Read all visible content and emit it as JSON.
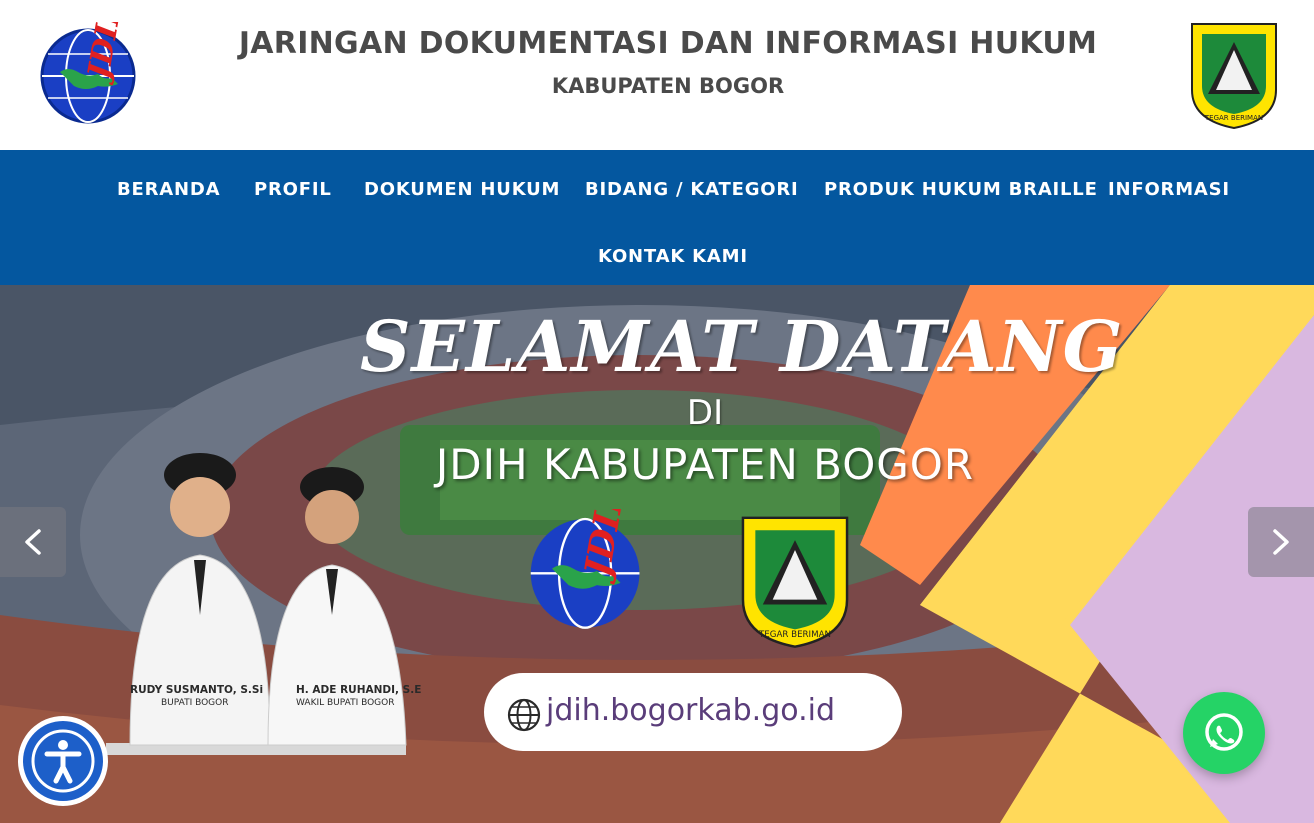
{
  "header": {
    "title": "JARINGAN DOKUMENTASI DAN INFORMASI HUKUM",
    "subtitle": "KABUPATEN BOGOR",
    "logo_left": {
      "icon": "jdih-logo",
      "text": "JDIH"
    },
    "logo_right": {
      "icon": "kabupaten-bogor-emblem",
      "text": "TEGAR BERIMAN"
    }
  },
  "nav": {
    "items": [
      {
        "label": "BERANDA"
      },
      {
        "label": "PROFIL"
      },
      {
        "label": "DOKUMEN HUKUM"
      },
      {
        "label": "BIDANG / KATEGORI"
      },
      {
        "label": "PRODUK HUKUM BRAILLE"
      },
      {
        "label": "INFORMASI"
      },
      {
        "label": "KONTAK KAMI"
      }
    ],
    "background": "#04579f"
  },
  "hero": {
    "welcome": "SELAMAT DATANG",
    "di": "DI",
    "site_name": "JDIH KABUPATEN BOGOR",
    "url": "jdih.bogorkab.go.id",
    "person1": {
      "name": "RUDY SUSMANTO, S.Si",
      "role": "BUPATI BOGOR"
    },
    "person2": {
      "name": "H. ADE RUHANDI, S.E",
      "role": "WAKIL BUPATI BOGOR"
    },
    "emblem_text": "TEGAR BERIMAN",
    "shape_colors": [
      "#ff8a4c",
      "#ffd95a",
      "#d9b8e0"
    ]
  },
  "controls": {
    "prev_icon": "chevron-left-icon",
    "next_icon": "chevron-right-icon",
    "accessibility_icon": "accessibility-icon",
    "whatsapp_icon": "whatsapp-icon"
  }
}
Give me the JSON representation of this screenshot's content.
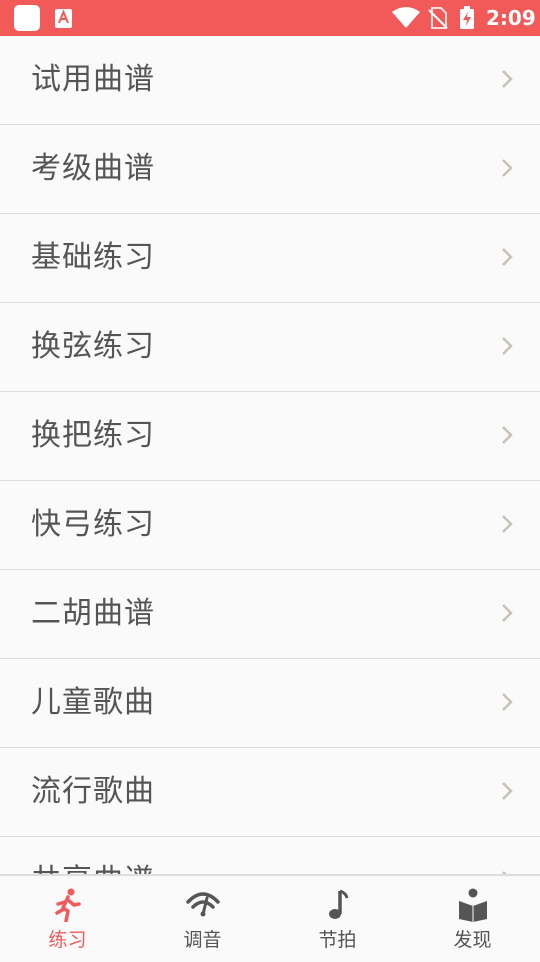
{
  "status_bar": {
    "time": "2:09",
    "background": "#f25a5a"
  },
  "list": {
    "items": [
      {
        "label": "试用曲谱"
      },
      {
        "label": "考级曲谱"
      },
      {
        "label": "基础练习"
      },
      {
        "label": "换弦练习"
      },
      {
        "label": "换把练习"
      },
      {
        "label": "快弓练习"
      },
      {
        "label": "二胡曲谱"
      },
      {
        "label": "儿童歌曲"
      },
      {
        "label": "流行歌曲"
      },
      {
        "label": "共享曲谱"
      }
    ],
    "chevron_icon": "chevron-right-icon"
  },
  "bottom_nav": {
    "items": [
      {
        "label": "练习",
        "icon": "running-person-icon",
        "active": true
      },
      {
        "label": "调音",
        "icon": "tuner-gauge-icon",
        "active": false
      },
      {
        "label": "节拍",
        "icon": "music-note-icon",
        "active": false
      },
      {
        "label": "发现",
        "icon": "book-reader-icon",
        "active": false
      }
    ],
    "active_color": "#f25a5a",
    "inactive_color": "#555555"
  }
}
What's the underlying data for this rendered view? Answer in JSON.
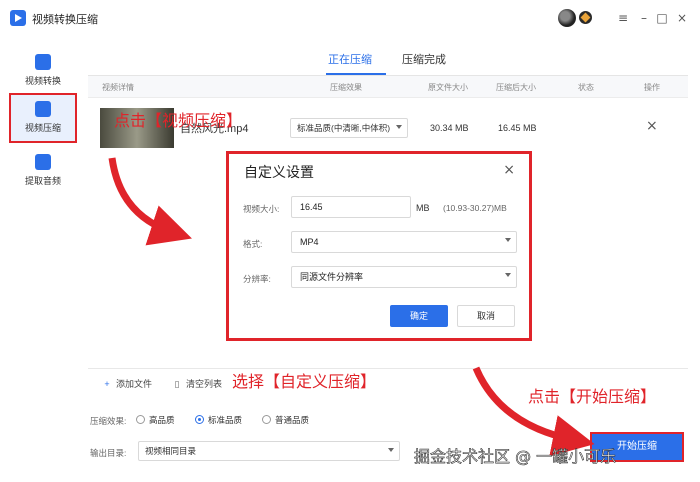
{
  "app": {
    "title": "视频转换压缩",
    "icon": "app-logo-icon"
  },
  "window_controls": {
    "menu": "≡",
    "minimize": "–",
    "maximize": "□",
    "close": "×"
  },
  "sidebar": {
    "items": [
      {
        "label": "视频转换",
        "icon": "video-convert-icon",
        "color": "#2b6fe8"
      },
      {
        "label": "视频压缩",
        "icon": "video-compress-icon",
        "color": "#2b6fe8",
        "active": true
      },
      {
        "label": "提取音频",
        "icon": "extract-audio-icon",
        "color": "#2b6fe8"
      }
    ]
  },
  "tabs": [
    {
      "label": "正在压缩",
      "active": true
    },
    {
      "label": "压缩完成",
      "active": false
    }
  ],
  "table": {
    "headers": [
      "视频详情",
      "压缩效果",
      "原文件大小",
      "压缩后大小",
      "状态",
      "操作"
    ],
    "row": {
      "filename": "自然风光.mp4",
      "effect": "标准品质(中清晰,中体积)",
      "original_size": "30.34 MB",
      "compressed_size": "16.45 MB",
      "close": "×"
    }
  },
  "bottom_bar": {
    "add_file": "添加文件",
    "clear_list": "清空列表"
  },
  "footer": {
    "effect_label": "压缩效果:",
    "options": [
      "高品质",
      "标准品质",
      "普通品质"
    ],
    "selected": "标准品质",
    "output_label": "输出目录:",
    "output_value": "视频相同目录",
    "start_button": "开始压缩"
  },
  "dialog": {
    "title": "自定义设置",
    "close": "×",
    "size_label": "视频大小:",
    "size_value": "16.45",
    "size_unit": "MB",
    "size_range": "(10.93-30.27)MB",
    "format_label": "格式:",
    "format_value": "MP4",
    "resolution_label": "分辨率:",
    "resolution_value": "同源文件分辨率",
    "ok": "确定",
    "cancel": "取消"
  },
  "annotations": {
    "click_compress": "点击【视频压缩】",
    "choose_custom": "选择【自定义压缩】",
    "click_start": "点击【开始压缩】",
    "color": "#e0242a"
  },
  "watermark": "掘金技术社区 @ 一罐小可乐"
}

Required work ▸
Without the pictures, transcribe the listing above exactly.

Task result ▸
Read all visible content and emit it as JSON.
{
  "header": {
    "title": "JARINGAN DOKUMENTASI DAN INFORMASI HUKUM",
    "subtitle": "KABUPATEN BOGOR",
    "logo_left": {
      "icon": "jdih-logo",
      "text": "JDIH"
    },
    "logo_right": {
      "icon": "kabupaten-bogor-emblem",
      "text": "TEGAR BERIMAN"
    }
  },
  "nav": {
    "items": [
      {
        "label": "BERANDA"
      },
      {
        "label": "PROFIL"
      },
      {
        "label": "DOKUMEN HUKUM"
      },
      {
        "label": "BIDANG / KATEGORI"
      },
      {
        "label": "PRODUK HUKUM BRAILLE"
      },
      {
        "label": "INFORMASI"
      },
      {
        "label": "KONTAK KAMI"
      }
    ],
    "background": "#04579f"
  },
  "hero": {
    "welcome": "SELAMAT DATANG",
    "di": "DI",
    "site_name": "JDIH KABUPATEN BOGOR",
    "url": "jdih.bogorkab.go.id",
    "person1": {
      "name": "RUDY SUSMANTO, S.Si",
      "role": "BUPATI BOGOR"
    },
    "person2": {
      "name": "H. ADE RUHANDI, S.E",
      "role": "WAKIL BUPATI BOGOR"
    },
    "emblem_text": "TEGAR BERIMAN",
    "shape_colors": [
      "#ff8a4c",
      "#ffd95a",
      "#d9b8e0"
    ]
  },
  "controls": {
    "prev_icon": "chevron-left-icon",
    "next_icon": "chevron-right-icon",
    "accessibility_icon": "accessibility-icon",
    "whatsapp_icon": "whatsapp-icon"
  }
}
Give me the JSON representation of this screenshot's content.
{
  "status_bar": {
    "time": "2:09",
    "background": "#f25a5a"
  },
  "list": {
    "items": [
      {
        "label": "试用曲谱"
      },
      {
        "label": "考级曲谱"
      },
      {
        "label": "基础练习"
      },
      {
        "label": "换弦练习"
      },
      {
        "label": "换把练习"
      },
      {
        "label": "快弓练习"
      },
      {
        "label": "二胡曲谱"
      },
      {
        "label": "儿童歌曲"
      },
      {
        "label": "流行歌曲"
      },
      {
        "label": "共享曲谱"
      }
    ],
    "chevron_icon": "chevron-right-icon"
  },
  "bottom_nav": {
    "items": [
      {
        "label": "练习",
        "icon": "running-person-icon",
        "active": true
      },
      {
        "label": "调音",
        "icon": "tuner-gauge-icon",
        "active": false
      },
      {
        "label": "节拍",
        "icon": "music-note-icon",
        "active": false
      },
      {
        "label": "发现",
        "icon": "book-reader-icon",
        "active": false
      }
    ],
    "active_color": "#f25a5a",
    "inactive_color": "#555555"
  }
}
What's the underlying data for this rendered view? Answer in JSON.
{
  "app": {
    "title": "视频转换压缩",
    "icon": "app-logo-icon"
  },
  "window_controls": {
    "menu": "≡",
    "minimize": "–",
    "maximize": "□",
    "close": "×"
  },
  "sidebar": {
    "items": [
      {
        "label": "视频转换",
        "icon": "video-convert-icon",
        "color": "#2b6fe8"
      },
      {
        "label": "视频压缩",
        "icon": "video-compress-icon",
        "color": "#2b6fe8",
        "active": true
      },
      {
        "label": "提取音频",
        "icon": "extract-audio-icon",
        "color": "#2b6fe8"
      }
    ]
  },
  "tabs": [
    {
      "label": "正在压缩",
      "active": true
    },
    {
      "label": "压缩完成",
      "active": false
    }
  ],
  "table": {
    "headers": [
      "视频详情",
      "压缩效果",
      "原文件大小",
      "压缩后大小",
      "状态",
      "操作"
    ],
    "row": {
      "filename": "自然风光.mp4",
      "effect": "标准品质(中清晰,中体积)",
      "original_size": "30.34 MB",
      "compressed_size": "16.45 MB",
      "close": "×"
    }
  },
  "bottom_bar": {
    "add_file": "添加文件",
    "clear_list": "清空列表"
  },
  "footer": {
    "effect_label": "压缩效果:",
    "options": [
      "高品质",
      "标准品质",
      "普通品质"
    ],
    "selected": "标准品质",
    "output_label": "输出目录:",
    "output_value": "视频相同目录",
    "start_button": "开始压缩"
  },
  "dialog": {
    "title": "自定义设置",
    "close": "×",
    "size_label": "视频大小:",
    "size_value": "16.45",
    "size_unit": "MB",
    "size_range": "(10.93-30.27)MB",
    "format_label": "格式:",
    "format_value": "MP4",
    "resolution_label": "分辨率:",
    "resolution_value": "同源文件分辨率",
    "ok": "确定",
    "cancel": "取消"
  },
  "annotations": {
    "click_compress": "点击【视频压缩】",
    "choose_custom": "选择【自定义压缩】",
    "click_start": "点击【开始压缩】",
    "color": "#e0242a"
  },
  "watermark": "掘金技术社区 @ 一罐小可乐"
}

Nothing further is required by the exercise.